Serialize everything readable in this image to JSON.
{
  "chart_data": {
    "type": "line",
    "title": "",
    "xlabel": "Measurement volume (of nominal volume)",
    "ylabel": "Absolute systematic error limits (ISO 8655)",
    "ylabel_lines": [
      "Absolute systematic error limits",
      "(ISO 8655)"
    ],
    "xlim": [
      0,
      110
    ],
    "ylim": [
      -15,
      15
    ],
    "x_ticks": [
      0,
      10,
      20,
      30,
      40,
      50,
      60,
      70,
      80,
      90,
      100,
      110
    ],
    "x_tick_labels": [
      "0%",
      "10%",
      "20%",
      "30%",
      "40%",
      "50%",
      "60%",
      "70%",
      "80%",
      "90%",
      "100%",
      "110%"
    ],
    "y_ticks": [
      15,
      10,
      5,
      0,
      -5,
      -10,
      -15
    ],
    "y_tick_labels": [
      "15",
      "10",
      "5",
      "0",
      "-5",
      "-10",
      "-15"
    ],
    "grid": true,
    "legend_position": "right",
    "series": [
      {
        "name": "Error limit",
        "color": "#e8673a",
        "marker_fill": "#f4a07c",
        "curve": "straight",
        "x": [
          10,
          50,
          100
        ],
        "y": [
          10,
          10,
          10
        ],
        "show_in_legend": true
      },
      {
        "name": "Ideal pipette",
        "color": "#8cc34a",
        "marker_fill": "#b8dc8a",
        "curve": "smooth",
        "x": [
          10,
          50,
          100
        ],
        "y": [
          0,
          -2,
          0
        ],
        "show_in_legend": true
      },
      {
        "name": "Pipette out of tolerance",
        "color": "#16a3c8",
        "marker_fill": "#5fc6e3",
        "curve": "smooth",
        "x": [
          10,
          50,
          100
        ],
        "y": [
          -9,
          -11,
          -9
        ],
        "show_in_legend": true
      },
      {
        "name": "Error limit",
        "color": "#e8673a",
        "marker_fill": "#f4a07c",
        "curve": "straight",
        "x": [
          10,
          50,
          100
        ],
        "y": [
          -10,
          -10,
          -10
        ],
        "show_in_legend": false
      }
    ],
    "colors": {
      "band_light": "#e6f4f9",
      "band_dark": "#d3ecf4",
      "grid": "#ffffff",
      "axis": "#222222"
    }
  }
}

---

[SET EXERCISE] Print all of the entries again, exactly as written.

[REPLY TO THE EXERCISE]
Serialize everything readable in this image to JSON.
{
  "chart_data": {
    "type": "line",
    "title": "",
    "xlabel": "Measurement volume (of nominal volume)",
    "ylabel": "Absolute systematic error limits (ISO 8655)",
    "ylabel_lines": [
      "Absolute systematic error limits",
      "(ISO 8655)"
    ],
    "xlim": [
      0,
      110
    ],
    "ylim": [
      -15,
      15
    ],
    "x_ticks": [
      0,
      10,
      20,
      30,
      40,
      50,
      60,
      70,
      80,
      90,
      100,
      110
    ],
    "x_tick_labels": [
      "0%",
      "10%",
      "20%",
      "30%",
      "40%",
      "50%",
      "60%",
      "70%",
      "80%",
      "90%",
      "100%",
      "110%"
    ],
    "y_ticks": [
      15,
      10,
      5,
      0,
      -5,
      -10,
      -15
    ],
    "y_tick_labels": [
      "15",
      "10",
      "5",
      "0",
      "-5",
      "-10",
      "-15"
    ],
    "grid": true,
    "legend_position": "right",
    "series": [
      {
        "name": "Error limit",
        "color": "#e8673a",
        "marker_fill": "#f4a07c",
        "curve": "straight",
        "x": [
          10,
          50,
          100
        ],
        "y": [
          10,
          10,
          10
        ],
        "show_in_legend": true
      },
      {
        "name": "Ideal pipette",
        "color": "#8cc34a",
        "marker_fill": "#b8dc8a",
        "curve": "smooth",
        "x": [
          10,
          50,
          100
        ],
        "y": [
          0,
          -2,
          0
        ],
        "show_in_legend": true
      },
      {
        "name": "Pipette out of tolerance",
        "color": "#16a3c8",
        "marker_fill": "#5fc6e3",
        "curve": "smooth",
        "x": [
          10,
          50,
          100
        ],
        "y": [
          -9,
          -11,
          -9
        ],
        "show_in_legend": true
      },
      {
        "name": "Error limit",
        "color": "#e8673a",
        "marker_fill": "#f4a07c",
        "curve": "straight",
        "x": [
          10,
          50,
          100
        ],
        "y": [
          -10,
          -10,
          -10
        ],
        "show_in_legend": false
      }
    ],
    "colors": {
      "band_light": "#e6f4f9",
      "band_dark": "#d3ecf4",
      "grid": "#ffffff",
      "axis": "#222222"
    }
  }
}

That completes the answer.